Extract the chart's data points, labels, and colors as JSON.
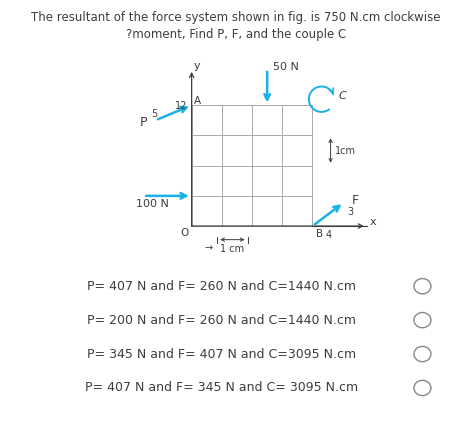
{
  "title_line1": "The resultant of the force system shown in fig. is 750 N.cm clockwise",
  "title_line2": "?moment, Find P, F, and the couple C",
  "options": [
    "P= 407 N and F= 260 N and C=1440 N.cm",
    "P= 200 N and F= 260 N and C=1440 N.cm",
    "P= 345 N and F= 407 N and C=3095 N.cm",
    "P= 407 N and F= 345 N and C= 3095 N.cm"
  ],
  "bg_color": "#ffffff",
  "text_color": "#3d3d3d",
  "arrow_color": "#1ab0e8",
  "grid_color": "#aaaaaa",
  "title_fontsize": 8.5,
  "option_fontsize": 9.0,
  "fig_width": 4.72,
  "fig_height": 4.24,
  "dpi": 100
}
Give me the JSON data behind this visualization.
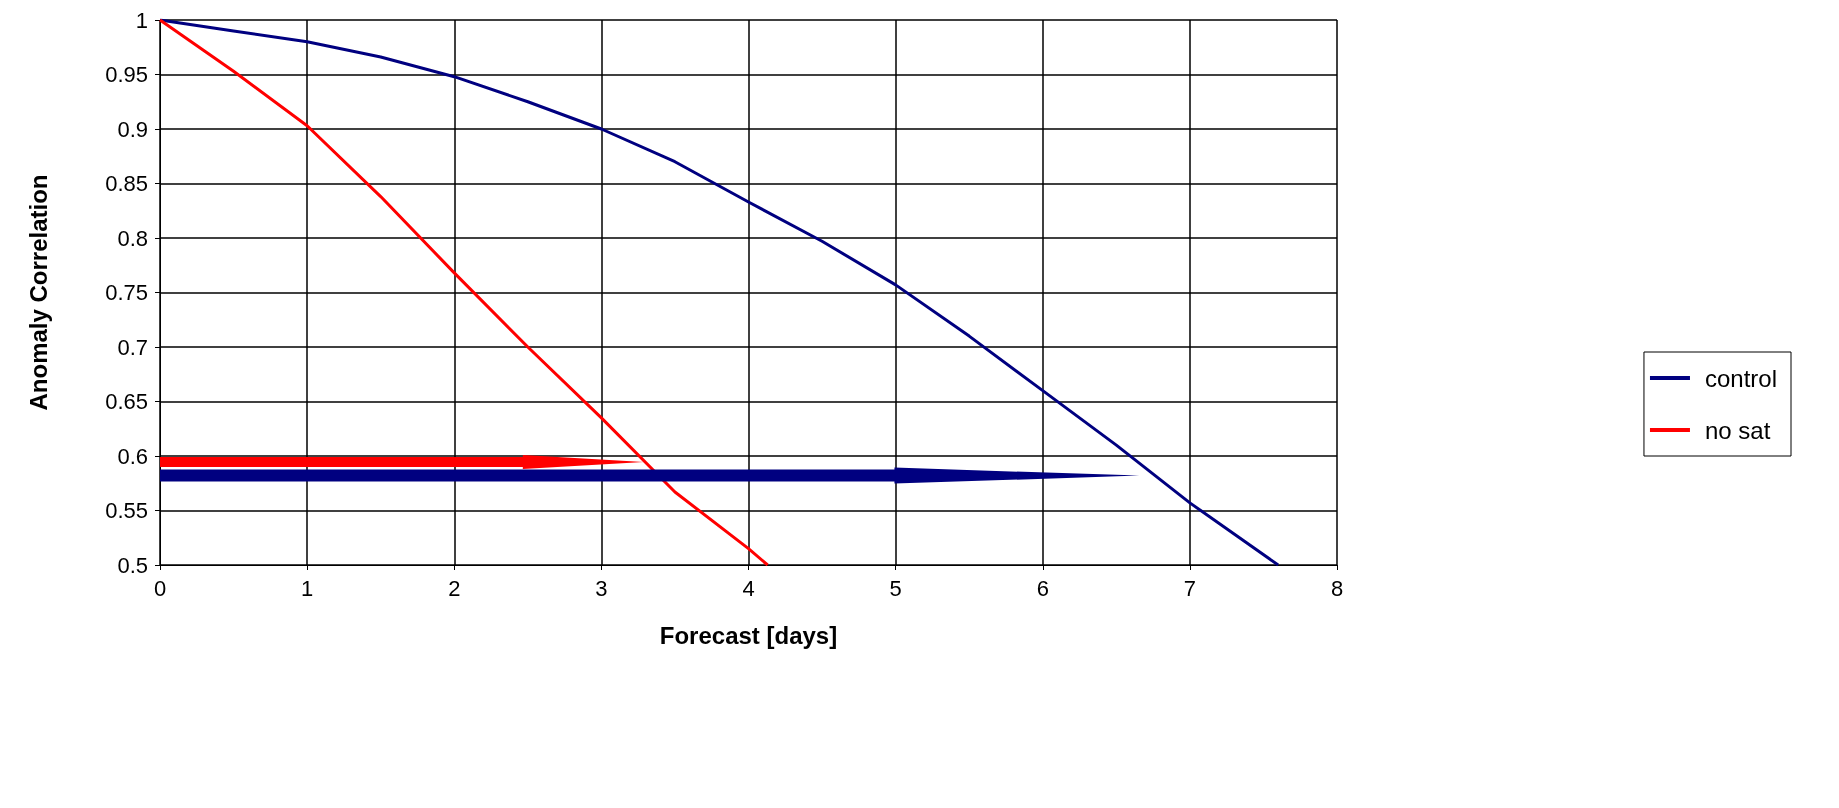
{
  "chart_data": {
    "type": "line",
    "xlabel": "Forecast [days]",
    "ylabel": "Anomaly Correlation",
    "xlim": [
      0,
      8
    ],
    "xticks": [
      0,
      1,
      2,
      3,
      4,
      5,
      6,
      7,
      8
    ],
    "ylim": [
      0.5,
      1
    ],
    "yticks": [
      0.5,
      0.55,
      0.6,
      0.65,
      0.7,
      0.75,
      0.8,
      0.85,
      0.9,
      0.95,
      1
    ],
    "grid": true,
    "legend": "right",
    "marker": "none",
    "line_style": "solid",
    "series": [
      {
        "name": "control",
        "color": "#000080",
        "x": [
          0,
          0.5,
          1,
          1.5,
          2,
          2.5,
          3,
          3.5,
          4,
          4.5,
          5,
          5.5,
          6,
          6.5,
          7,
          7.6
        ],
        "values": [
          1,
          0.99,
          0.98,
          0.966,
          0.948,
          0.925,
          0.9,
          0.87,
          0.833,
          0.797,
          0.757,
          0.71,
          0.66,
          0.61,
          0.557,
          0.5
        ]
      },
      {
        "name": "no sat",
        "color": "#ff0000",
        "x": [
          0,
          0.5,
          1,
          1.5,
          2,
          2.5,
          3,
          3.5,
          4,
          4.13
        ],
        "values": [
          1,
          0.953,
          0.903,
          0.838,
          0.768,
          0.7,
          0.635,
          0.567,
          0.515,
          0.5
        ]
      }
    ]
  }
}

> [Required work]: Copy every single line of the material above that holds "JSON".

> [Solution]:
Extract the chart's data points, labels, and colors as JSON.
Give me the JSON data behind this visualization.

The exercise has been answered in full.